SHORT EXERCISE: Output all of the data below exactly as given.

RECORDS FOR THIS EXERCISE:
*****
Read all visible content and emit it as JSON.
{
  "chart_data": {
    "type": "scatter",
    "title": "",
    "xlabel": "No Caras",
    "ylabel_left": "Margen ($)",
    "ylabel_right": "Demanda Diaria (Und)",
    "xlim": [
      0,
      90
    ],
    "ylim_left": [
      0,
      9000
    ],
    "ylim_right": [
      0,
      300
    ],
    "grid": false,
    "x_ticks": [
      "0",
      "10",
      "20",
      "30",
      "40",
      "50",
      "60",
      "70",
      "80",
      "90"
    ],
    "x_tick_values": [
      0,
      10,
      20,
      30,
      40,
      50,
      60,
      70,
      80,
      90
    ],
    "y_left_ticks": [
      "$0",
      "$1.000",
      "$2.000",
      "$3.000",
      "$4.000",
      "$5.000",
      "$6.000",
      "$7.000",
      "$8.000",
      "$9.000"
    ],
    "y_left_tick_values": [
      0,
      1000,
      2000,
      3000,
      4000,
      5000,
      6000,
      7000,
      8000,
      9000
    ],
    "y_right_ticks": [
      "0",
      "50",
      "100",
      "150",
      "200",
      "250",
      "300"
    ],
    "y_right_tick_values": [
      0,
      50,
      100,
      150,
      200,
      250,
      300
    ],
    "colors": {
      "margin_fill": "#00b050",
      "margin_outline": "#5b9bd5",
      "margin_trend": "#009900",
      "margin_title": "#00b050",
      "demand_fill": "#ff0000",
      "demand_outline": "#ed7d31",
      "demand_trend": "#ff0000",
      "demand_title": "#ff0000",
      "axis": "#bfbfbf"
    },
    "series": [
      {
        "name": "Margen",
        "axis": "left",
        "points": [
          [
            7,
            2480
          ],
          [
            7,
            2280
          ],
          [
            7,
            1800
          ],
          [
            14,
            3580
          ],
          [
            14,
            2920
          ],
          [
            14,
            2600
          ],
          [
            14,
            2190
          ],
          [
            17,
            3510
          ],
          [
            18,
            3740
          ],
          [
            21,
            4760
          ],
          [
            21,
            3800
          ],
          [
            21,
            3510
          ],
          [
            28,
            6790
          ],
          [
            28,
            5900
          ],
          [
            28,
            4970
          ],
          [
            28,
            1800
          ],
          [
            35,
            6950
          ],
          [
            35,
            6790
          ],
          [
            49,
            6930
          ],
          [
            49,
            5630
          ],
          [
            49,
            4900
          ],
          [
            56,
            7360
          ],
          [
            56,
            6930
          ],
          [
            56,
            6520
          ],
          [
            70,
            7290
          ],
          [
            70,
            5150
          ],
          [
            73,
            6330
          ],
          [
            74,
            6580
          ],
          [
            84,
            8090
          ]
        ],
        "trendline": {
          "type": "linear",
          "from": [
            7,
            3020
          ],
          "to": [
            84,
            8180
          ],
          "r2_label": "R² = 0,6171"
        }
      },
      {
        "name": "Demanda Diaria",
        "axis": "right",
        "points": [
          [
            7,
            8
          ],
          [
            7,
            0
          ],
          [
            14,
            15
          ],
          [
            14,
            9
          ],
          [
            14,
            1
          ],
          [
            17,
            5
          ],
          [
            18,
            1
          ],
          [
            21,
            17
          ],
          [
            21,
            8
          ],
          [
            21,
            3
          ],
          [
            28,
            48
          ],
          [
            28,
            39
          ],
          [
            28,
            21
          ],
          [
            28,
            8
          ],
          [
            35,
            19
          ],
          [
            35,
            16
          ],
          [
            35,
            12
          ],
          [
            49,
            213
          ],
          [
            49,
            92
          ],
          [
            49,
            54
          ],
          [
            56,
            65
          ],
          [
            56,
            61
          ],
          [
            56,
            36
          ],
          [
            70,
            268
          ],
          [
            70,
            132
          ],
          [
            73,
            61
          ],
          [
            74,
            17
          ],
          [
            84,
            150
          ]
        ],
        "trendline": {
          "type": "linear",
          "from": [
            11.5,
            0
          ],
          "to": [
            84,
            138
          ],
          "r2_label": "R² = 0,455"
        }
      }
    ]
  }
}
*****
FULL ANSWER:
Read all visible content and emit it as JSON.
{
  "chart_data": {
    "type": "scatter",
    "title": "",
    "xlabel": "No Caras",
    "ylabel_left": "Margen ($)",
    "ylabel_right": "Demanda Diaria (Und)",
    "xlim": [
      0,
      90
    ],
    "ylim_left": [
      0,
      9000
    ],
    "ylim_right": [
      0,
      300
    ],
    "grid": false,
    "x_ticks": [
      "0",
      "10",
      "20",
      "30",
      "40",
      "50",
      "60",
      "70",
      "80",
      "90"
    ],
    "x_tick_values": [
      0,
      10,
      20,
      30,
      40,
      50,
      60,
      70,
      80,
      90
    ],
    "y_left_ticks": [
      "$0",
      "$1.000",
      "$2.000",
      "$3.000",
      "$4.000",
      "$5.000",
      "$6.000",
      "$7.000",
      "$8.000",
      "$9.000"
    ],
    "y_left_tick_values": [
      0,
      1000,
      2000,
      3000,
      4000,
      5000,
      6000,
      7000,
      8000,
      9000
    ],
    "y_right_ticks": [
      "0",
      "50",
      "100",
      "150",
      "200",
      "250",
      "300"
    ],
    "y_right_tick_values": [
      0,
      50,
      100,
      150,
      200,
      250,
      300
    ],
    "colors": {
      "margin_fill": "#00b050",
      "margin_outline": "#5b9bd5",
      "margin_trend": "#009900",
      "margin_title": "#00b050",
      "demand_fill": "#ff0000",
      "demand_outline": "#ed7d31",
      "demand_trend": "#ff0000",
      "demand_title": "#ff0000",
      "axis": "#bfbfbf"
    },
    "series": [
      {
        "name": "Margen",
        "axis": "left",
        "points": [
          [
            7,
            2480
          ],
          [
            7,
            2280
          ],
          [
            7,
            1800
          ],
          [
            14,
            3580
          ],
          [
            14,
            2920
          ],
          [
            14,
            2600
          ],
          [
            14,
            2190
          ],
          [
            17,
            3510
          ],
          [
            18,
            3740
          ],
          [
            21,
            4760
          ],
          [
            21,
            3800
          ],
          [
            21,
            3510
          ],
          [
            28,
            6790
          ],
          [
            28,
            5900
          ],
          [
            28,
            4970
          ],
          [
            28,
            1800
          ],
          [
            35,
            6950
          ],
          [
            35,
            6790
          ],
          [
            49,
            6930
          ],
          [
            49,
            5630
          ],
          [
            49,
            4900
          ],
          [
            56,
            7360
          ],
          [
            56,
            6930
          ],
          [
            56,
            6520
          ],
          [
            70,
            7290
          ],
          [
            70,
            5150
          ],
          [
            73,
            6330
          ],
          [
            74,
            6580
          ],
          [
            84,
            8090
          ]
        ],
        "trendline": {
          "type": "linear",
          "from": [
            7,
            3020
          ],
          "to": [
            84,
            8180
          ],
          "r2_label": "R² = 0,6171"
        }
      },
      {
        "name": "Demanda Diaria",
        "axis": "right",
        "points": [
          [
            7,
            8
          ],
          [
            7,
            0
          ],
          [
            14,
            15
          ],
          [
            14,
            9
          ],
          [
            14,
            1
          ],
          [
            17,
            5
          ],
          [
            18,
            1
          ],
          [
            21,
            17
          ],
          [
            21,
            8
          ],
          [
            21,
            3
          ],
          [
            28,
            48
          ],
          [
            28,
            39
          ],
          [
            28,
            21
          ],
          [
            28,
            8
          ],
          [
            35,
            19
          ],
          [
            35,
            16
          ],
          [
            35,
            12
          ],
          [
            49,
            213
          ],
          [
            49,
            92
          ],
          [
            49,
            54
          ],
          [
            56,
            65
          ],
          [
            56,
            61
          ],
          [
            56,
            36
          ],
          [
            70,
            268
          ],
          [
            70,
            132
          ],
          [
            73,
            61
          ],
          [
            74,
            17
          ],
          [
            84,
            150
          ]
        ],
        "trendline": {
          "type": "linear",
          "from": [
            11.5,
            0
          ],
          "to": [
            84,
            138
          ],
          "r2_label": "R² = 0,455"
        }
      }
    ]
  }
}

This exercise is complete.